>> START Provided records
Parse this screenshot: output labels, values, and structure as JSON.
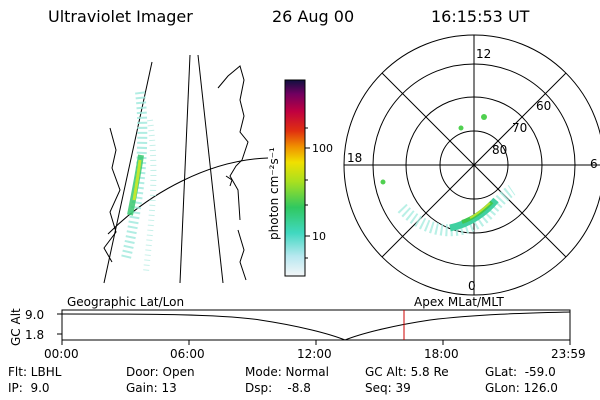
{
  "header": {
    "instrument": "Ultraviolet Imager",
    "date": "26 Aug 00",
    "time": "16:15:53 UT"
  },
  "colorbar": {
    "unit_label": "photon cm⁻²s⁻¹",
    "ticks": [
      "100",
      "10"
    ]
  },
  "polar": {
    "mlt_labels": [
      "12",
      "18",
      "6",
      "0"
    ],
    "lat_labels": [
      "60",
      "70",
      "80"
    ]
  },
  "timeline": {
    "left_title": "Geographic Lat/Lon",
    "right_title": "Apex MLat/MLT",
    "axis_title": "GC Alt",
    "y_ticks": [
      "9.0",
      "1.8"
    ],
    "x_ticks": [
      "00:00",
      "06:00",
      "12:00",
      "18:00",
      "23:59"
    ]
  },
  "footer": {
    "filter": "Flt: LBHL",
    "ip": "IP:  9.0",
    "door": "Door: Open",
    "gain": "Gain: 13",
    "mode": "Mode: Normal",
    "dsp": "Dsp:    -8.8",
    "gc_alt": "GC Alt: 5.8 Re",
    "seq": "Seq: 39",
    "glat": "GLat:  -59.0",
    "glon": "GLon: 126.0"
  },
  "colors": {
    "accent_line": "#cc0000",
    "colorbar_stops": [
      "#e8eef4",
      "#50e0c8",
      "#40c850",
      "#c8e828",
      "#f0a000",
      "#e02000",
      "#c00050",
      "#600050",
      "#101040"
    ]
  }
}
>> END Provided records
• _Brief_:
Please transcribe the material above exactly as written. Leave the pictures out.

• _Exercise solution_:
Parse this screenshot: output labels, values, and structure as JSON.
{
  "header": {
    "instrument": "Ultraviolet Imager",
    "date": "26 Aug 00",
    "time": "16:15:53 UT"
  },
  "colorbar": {
    "unit_label": "photon cm⁻²s⁻¹",
    "ticks": [
      "100",
      "10"
    ]
  },
  "polar": {
    "mlt_labels": [
      "12",
      "18",
      "6",
      "0"
    ],
    "lat_labels": [
      "60",
      "70",
      "80"
    ]
  },
  "timeline": {
    "left_title": "Geographic Lat/Lon",
    "right_title": "Apex MLat/MLT",
    "axis_title": "GC Alt",
    "y_ticks": [
      "9.0",
      "1.8"
    ],
    "x_ticks": [
      "00:00",
      "06:00",
      "12:00",
      "18:00",
      "23:59"
    ]
  },
  "footer": {
    "filter": "Flt: LBHL",
    "ip": "IP:  9.0",
    "door": "Door: Open",
    "gain": "Gain: 13",
    "mode": "Mode: Normal",
    "dsp": "Dsp:    -8.8",
    "gc_alt": "GC Alt: 5.8 Re",
    "seq": "Seq: 39",
    "glat": "GLat:  -59.0",
    "glon": "GLon: 126.0"
  },
  "colors": {
    "accent_line": "#cc0000",
    "colorbar_stops": [
      "#e8eef4",
      "#50e0c8",
      "#40c850",
      "#c8e828",
      "#f0a000",
      "#e02000",
      "#c00050",
      "#600050",
      "#101040"
    ]
  }
}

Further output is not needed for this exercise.